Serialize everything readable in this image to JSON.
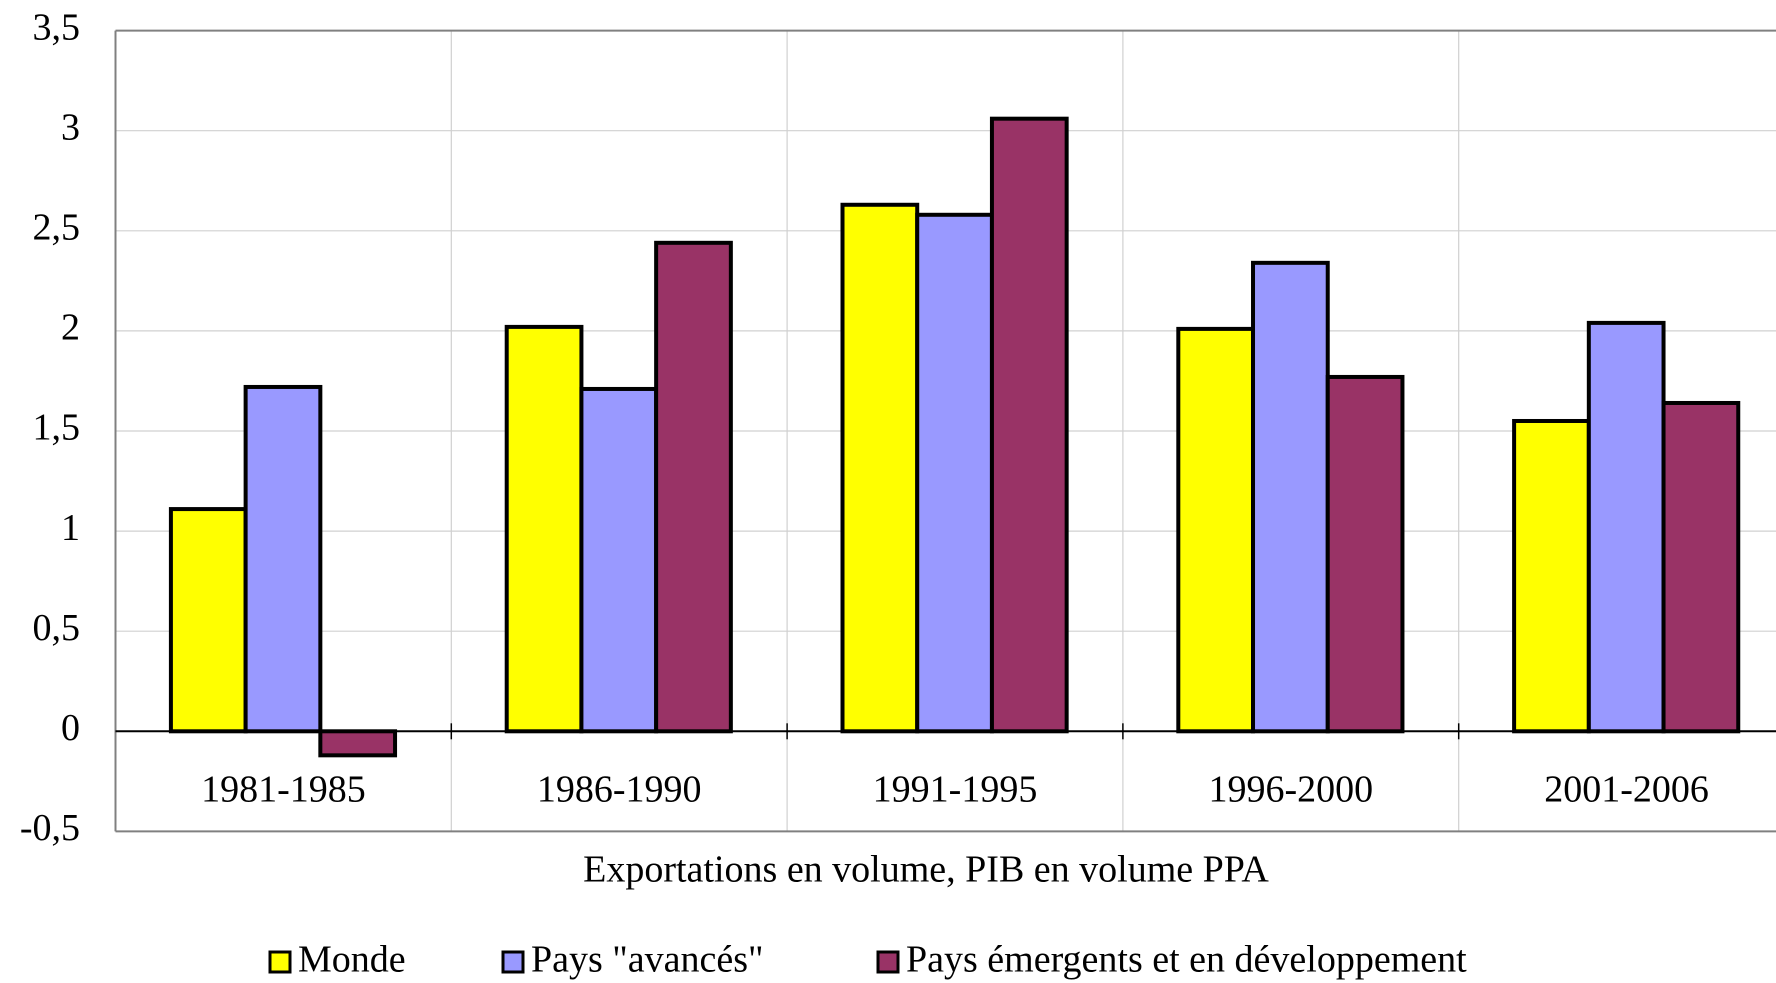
{
  "chart_data": {
    "type": "bar",
    "xlabel": "Exportations en volume, PIB en volume PPA",
    "categories": [
      "1981-1985",
      "1986-1990",
      "1991-1995",
      "1996-2000",
      "2001-2006"
    ],
    "series": [
      {
        "name": "Monde",
        "color": "#ffff00",
        "values": [
          1.11,
          2.02,
          2.63,
          2.01,
          1.55
        ]
      },
      {
        "name": "Pays \"avancés\"",
        "color": "#9999ff",
        "values": [
          1.72,
          1.71,
          2.58,
          2.34,
          2.04
        ]
      },
      {
        "name": "Pays émergents et en développement",
        "color": "#993366",
        "values": [
          -0.12,
          2.44,
          3.06,
          1.77,
          1.64
        ]
      }
    ],
    "ylim": [
      -0.5,
      3.5
    ],
    "yticks": [
      {
        "value": -0.5,
        "label": "-0,5"
      },
      0,
      {
        "value": 0.5,
        "label": "0,5"
      },
      1,
      {
        "value": 1.5,
        "label": "1,5"
      },
      2,
      {
        "value": 2.5,
        "label": "2,5"
      },
      3,
      {
        "value": 3.5,
        "label": "3,5"
      }
    ],
    "grid": true,
    "legend": "bottom"
  }
}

========

**STATED GOAL:**
Leave out the pictures and repeat everything else in the records exactly.

**SOLUTION TO THE EXERCISE:**
Serialize everything readable in this image to JSON.
{
  "chart_data": {
    "type": "bar",
    "xlabel": "Exportations en volume, PIB en volume PPA",
    "categories": [
      "1981-1985",
      "1986-1990",
      "1991-1995",
      "1996-2000",
      "2001-2006"
    ],
    "series": [
      {
        "name": "Monde",
        "color": "#ffff00",
        "values": [
          1.11,
          2.02,
          2.63,
          2.01,
          1.55
        ]
      },
      {
        "name": "Pays \"avancés\"",
        "color": "#9999ff",
        "values": [
          1.72,
          1.71,
          2.58,
          2.34,
          2.04
        ]
      },
      {
        "name": "Pays émergents et en développement",
        "color": "#993366",
        "values": [
          -0.12,
          2.44,
          3.06,
          1.77,
          1.64
        ]
      }
    ],
    "ylim": [
      -0.5,
      3.5
    ],
    "yticks": [
      {
        "value": -0.5,
        "label": "-0,5"
      },
      0,
      {
        "value": 0.5,
        "label": "0,5"
      },
      1,
      {
        "value": 1.5,
        "label": "1,5"
      },
      2,
      {
        "value": 2.5,
        "label": "2,5"
      },
      3,
      {
        "value": 3.5,
        "label": "3,5"
      }
    ],
    "grid": true,
    "legend": "bottom"
  }
}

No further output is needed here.